-- Begin DATASET ENTRIES --

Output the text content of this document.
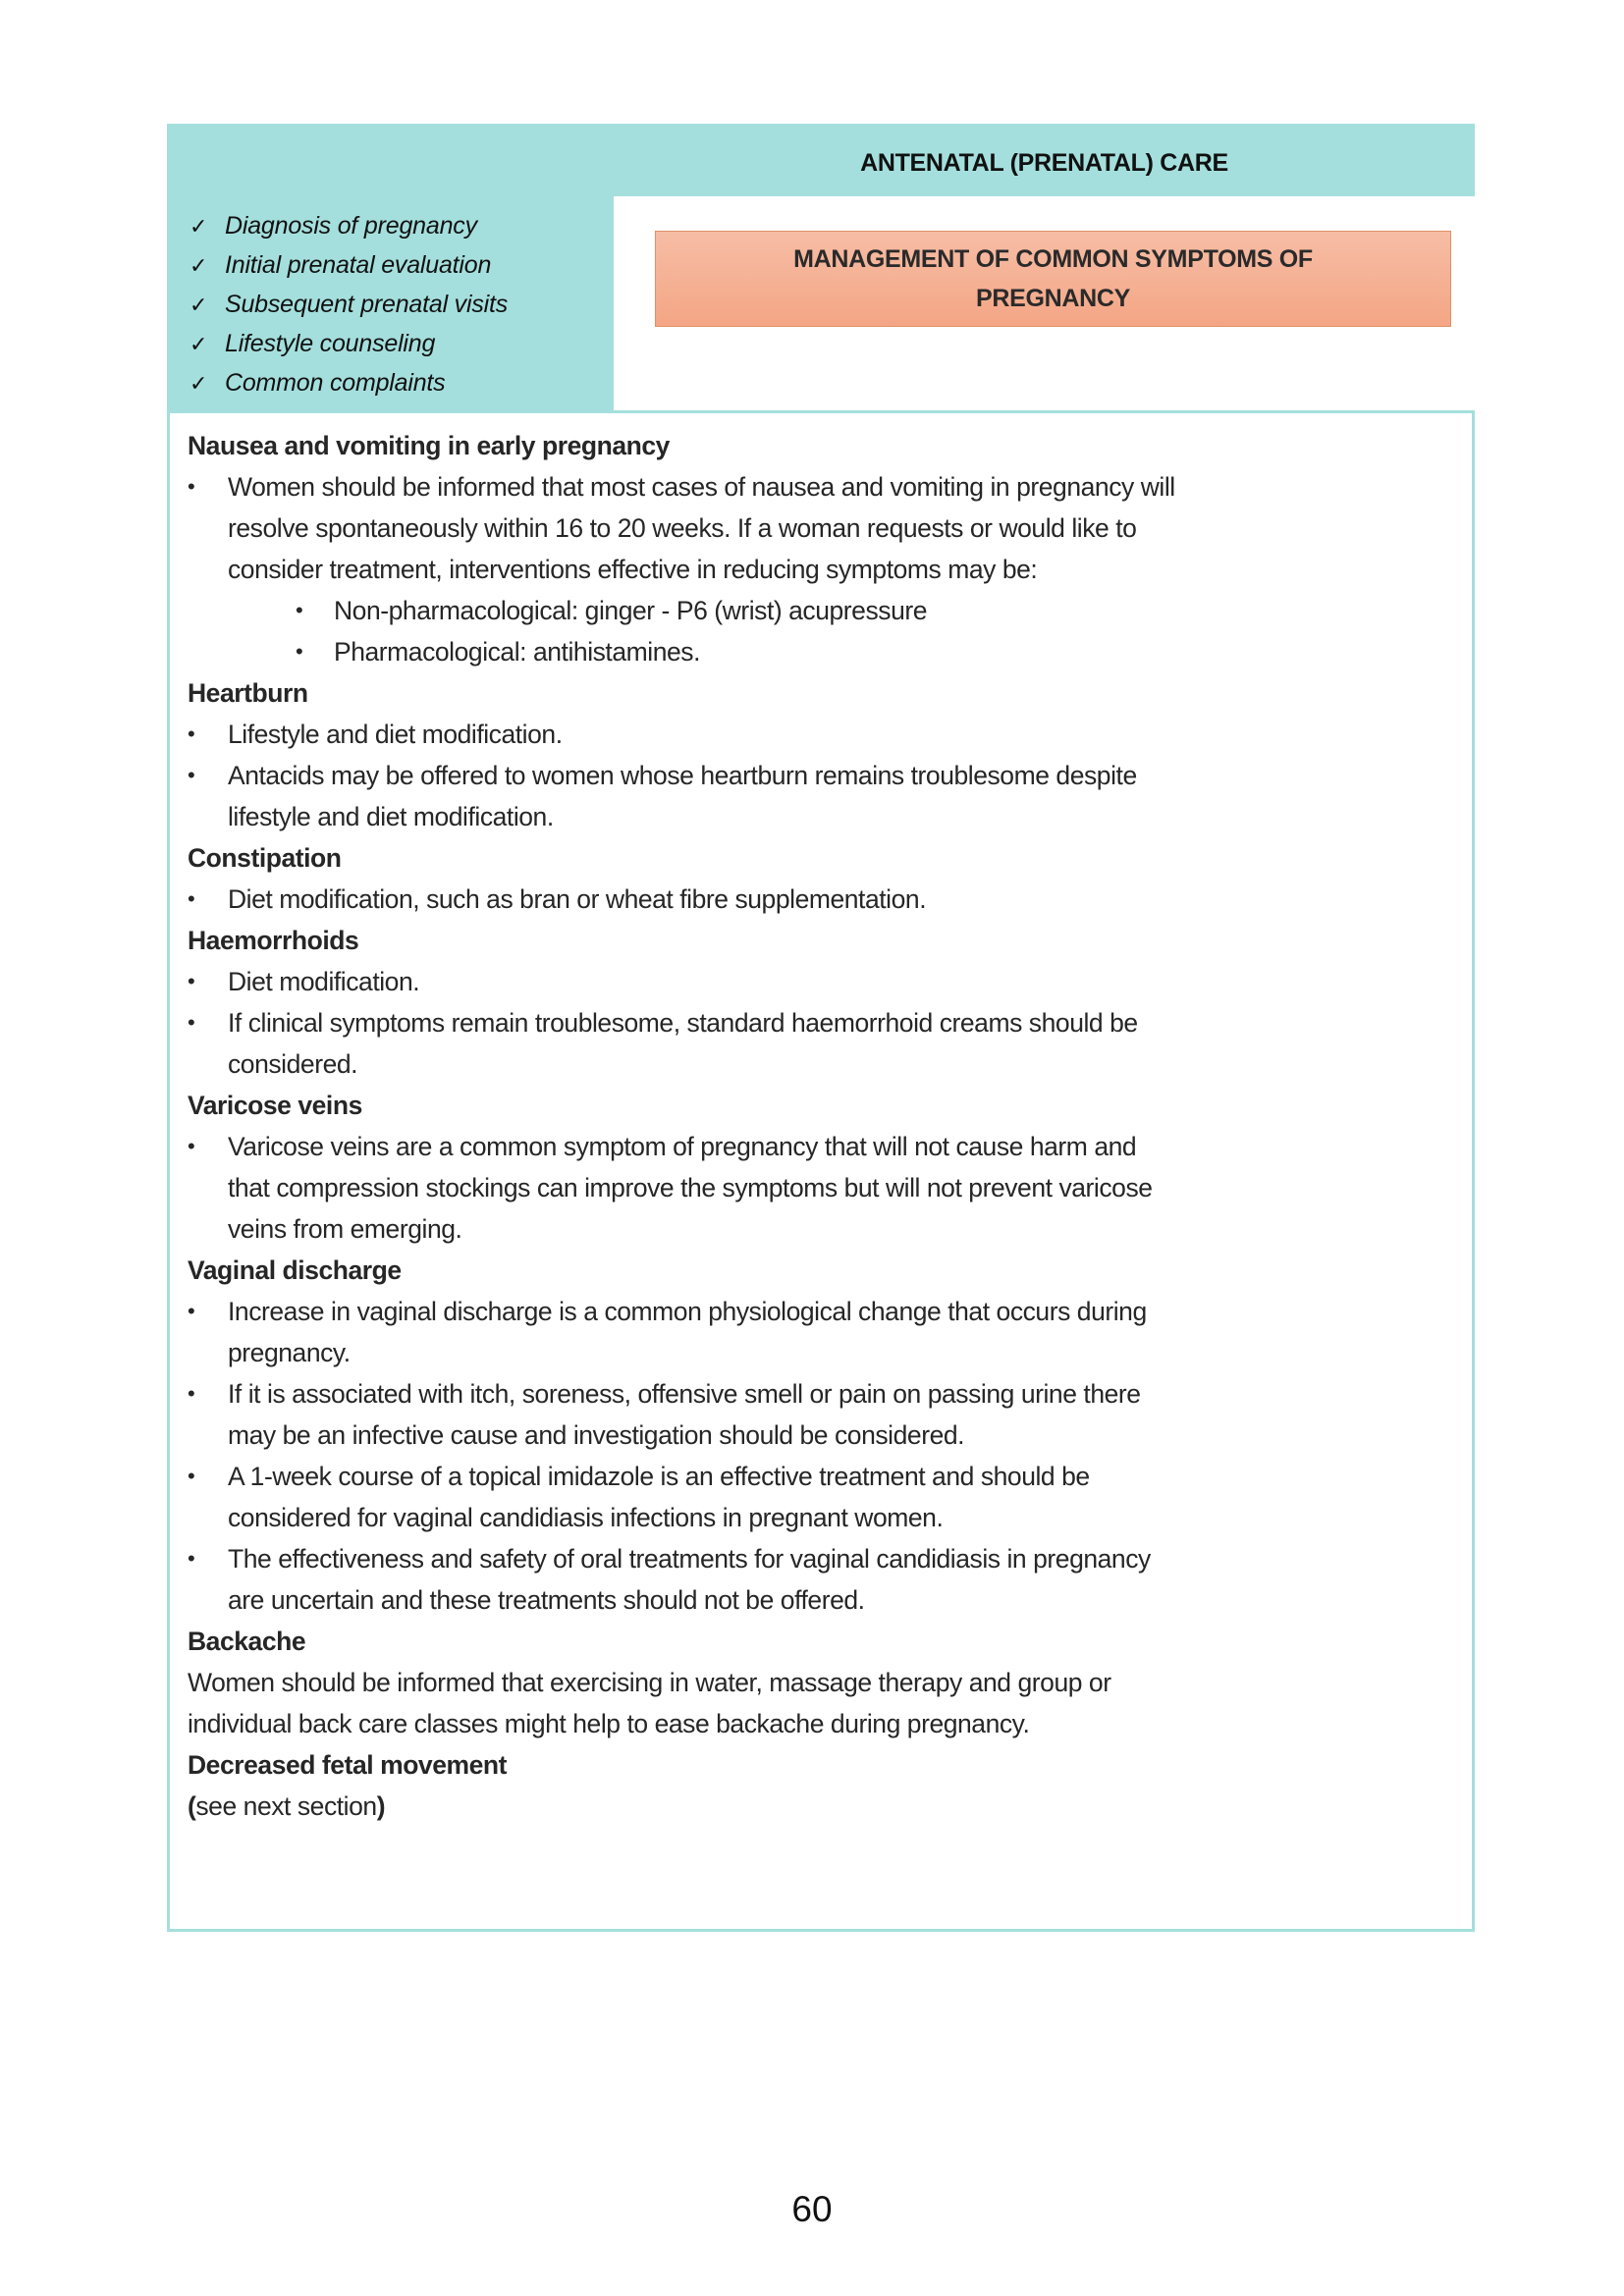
ANTENATAL (PRENATAL) CARE
✓ Diagnosis of pregnancy
✓ Initial prenatal evaluation
✓ Subsequent prenatal visits
✓ Lifestyle counseling
✓ Common complaints
MANAGEMENT OF COMMON SYMPTOMS OF
PREGNANCY
Nausea and vomiting in early pregnancy
• Women should be informed that most cases of nausea and vomiting in pregnancy will
resolve spontaneously within 16 to 20 weeks. If a woman requests or would like to
consider treatment, interventions effective in reducing symptoms may be:
• Non-pharmacological: ginger - P6 (wrist) acupressure
• Pharmacological: antihistamines.
Heartburn
• Lifestyle and diet modification.
• Antacids may be offered to women whose heartburn remains troublesome despite
lifestyle and diet modification.
Constipation
• Diet modification, such as bran or wheat fibre supplementation.
Haemorrhoids
• Diet modification.
• If clinical symptoms remain troublesome, standard haemorrhoid creams should be
considered.
Varicose veins
• Varicose veins are a common symptom of pregnancy that will not cause harm and
that compression stockings can improve the symptoms but will not prevent varicose
veins from emerging.
Vaginal discharge
• Increase in vaginal discharge is a common physiological change that occurs during
pregnancy.
• If it is associated with itch, soreness, offensive smell or pain on passing urine there
may be an infective cause and investigation should be considered.
• A 1-week course of a topical imidazole is an effective treatment and should be
considered for vaginal candidiasis infections in pregnant women.
• The effectiveness and safety of oral treatments for vaginal candidiasis in pregnancy
are uncertain and these treatments should not be offered.
Backache
Women should be informed that exercising in water, massage therapy and group or
individual back care classes might help to ease backache during pregnancy.
Decreased fetal movement
(see next section)
60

-- End DATASET ENTRIES --

YOUR TASK> State the count of lines with the word "during" in them, and write nothing else.

COMPLETE RESPONSE> 2